### EXTRAIT PROPOSÉ
• • • • • • •

Si M comme Mutuelle annonce 250 000 personnes protégées, ce qui la situe parmi les principaux acteurs de la grande Région, les deux absorbées sont de taille nettement plus modeste. Léa affiche 10 230 personnes protégées au 1er mai 2015, dont 2 409 en direct et 7 821 comme délégataire gestionnaire d’un contrat UCANSS (Union des caisses nationales de sécurité sociale) pour 6 375 chefs de famille. Opale concerne 8 665 personnes protégées pour 5 754 chefs de famille, dont 72% en individuel et 25% en collectif. La première affiche 4 salariés, 8 M€ de cotisations encaissées, 2,3 M€ de fonds propres et 287% de taux de marge et la seconde, 8 collaborateurs, 6,1 M€ de cotisations encaissées, 2,6 M€ de réserves et 202% de marge de solvabilité.
Le rôle pivot de l’Amosem. Comment M comme Mutuelle a-t-elle rencontré Léa et Opale ? “Via Amosem, qui est une association loi 1901 de moyens et de services mutualistes“, répond Jérôme Rehlinger, son directeur général. Créée fin 2014 avec la Smeno et le Libre Choix de Maubeuge, elle a été rejointe depuis par l’ASPBTP de Caen, la CMIP de Crépy-en-Valois et l’UDT Dieppe. Son fonctionnement repose sur trois règles de base : “on discute avec tous ceux qui souhaitent discuter avec nous. Il faut afficher la volonté de créer de l’économie et de la richesse et accepter que si nos promesses ne sont pas très différentes de celles que le marché peut faire aux mutuelles tentées par un rapprochement, la différence repose sur la confiance qu’on a dans celui qui les fait“, explique Jérôme Rehlinger.

• • • • • • •

### LA CONSIGNE
Traduisez en anglais cette phrase du texte sur M comme Mutuelle : « Créée fin 2014 avec la Smeno et le Libre Choix de Maubeuge, elle a été rejointe depuis par l’ASPBTP de Caen, la CMIP de Crépy-en-Valois et l’UDT Dieppe. » Le matériel fourni n’est pas utile ici.

### MATÉRIEL FOURNI
• • • • • • •

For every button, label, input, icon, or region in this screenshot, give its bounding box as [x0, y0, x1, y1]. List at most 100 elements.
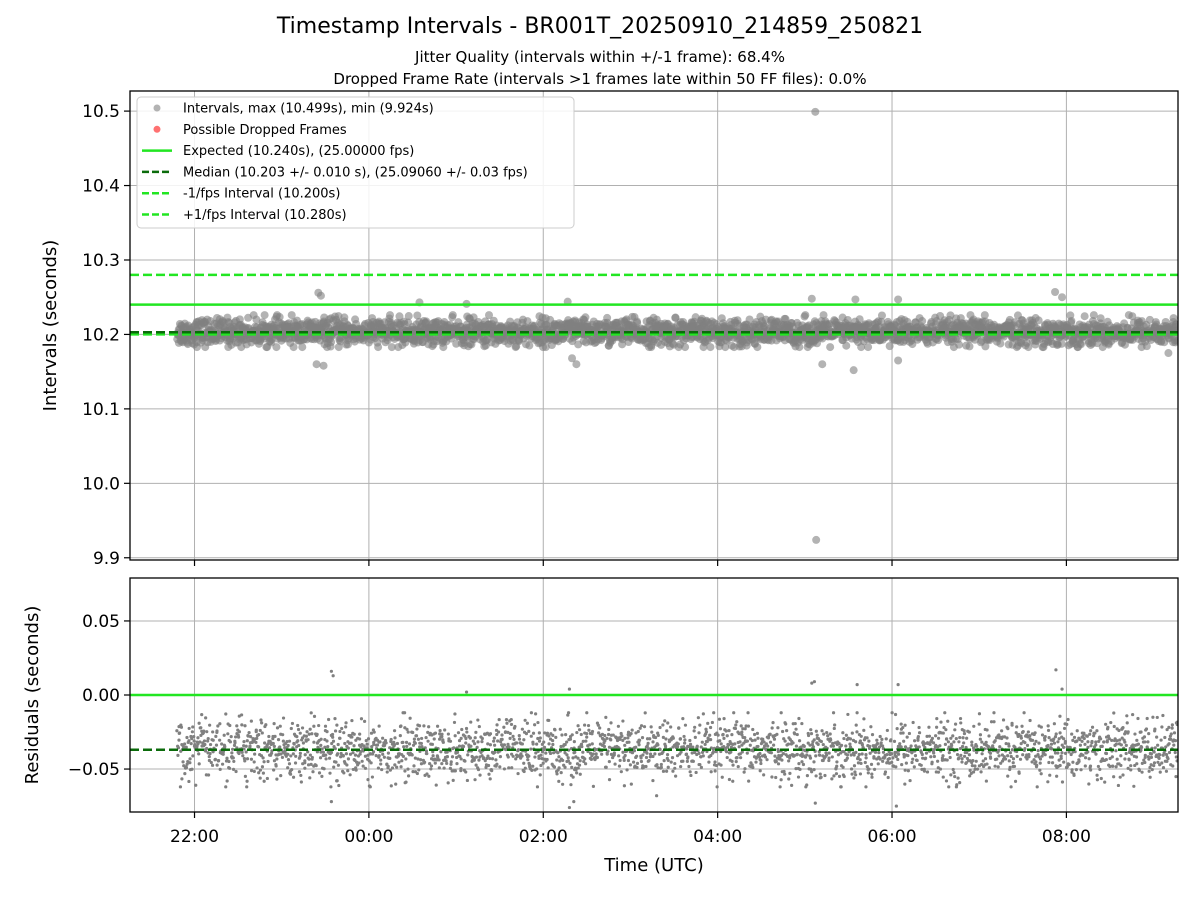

• • • • • • •

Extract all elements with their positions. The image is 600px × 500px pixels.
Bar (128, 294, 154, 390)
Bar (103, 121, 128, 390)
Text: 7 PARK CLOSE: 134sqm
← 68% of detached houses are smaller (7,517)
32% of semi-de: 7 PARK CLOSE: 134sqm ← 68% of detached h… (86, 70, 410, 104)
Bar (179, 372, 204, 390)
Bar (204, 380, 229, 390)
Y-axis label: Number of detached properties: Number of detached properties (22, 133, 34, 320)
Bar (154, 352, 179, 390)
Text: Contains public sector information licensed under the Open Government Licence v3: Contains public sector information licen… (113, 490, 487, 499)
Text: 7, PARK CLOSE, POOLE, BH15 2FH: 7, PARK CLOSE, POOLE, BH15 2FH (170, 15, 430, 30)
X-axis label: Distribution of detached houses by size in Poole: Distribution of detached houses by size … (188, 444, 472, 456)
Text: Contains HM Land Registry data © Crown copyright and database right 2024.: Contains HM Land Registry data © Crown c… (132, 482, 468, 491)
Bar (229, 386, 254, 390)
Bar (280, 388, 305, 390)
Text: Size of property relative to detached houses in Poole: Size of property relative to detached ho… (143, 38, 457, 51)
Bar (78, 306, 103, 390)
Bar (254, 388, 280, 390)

• • • • • • •

### RÉPONSE PROPOSÉE
Created at the end of 2014 with Smeno and Libre Choix de Maubeuge, it has since been joined by ASPBTP of Caen, CMIP of Crépy-en-Valois and UDT Dieppe.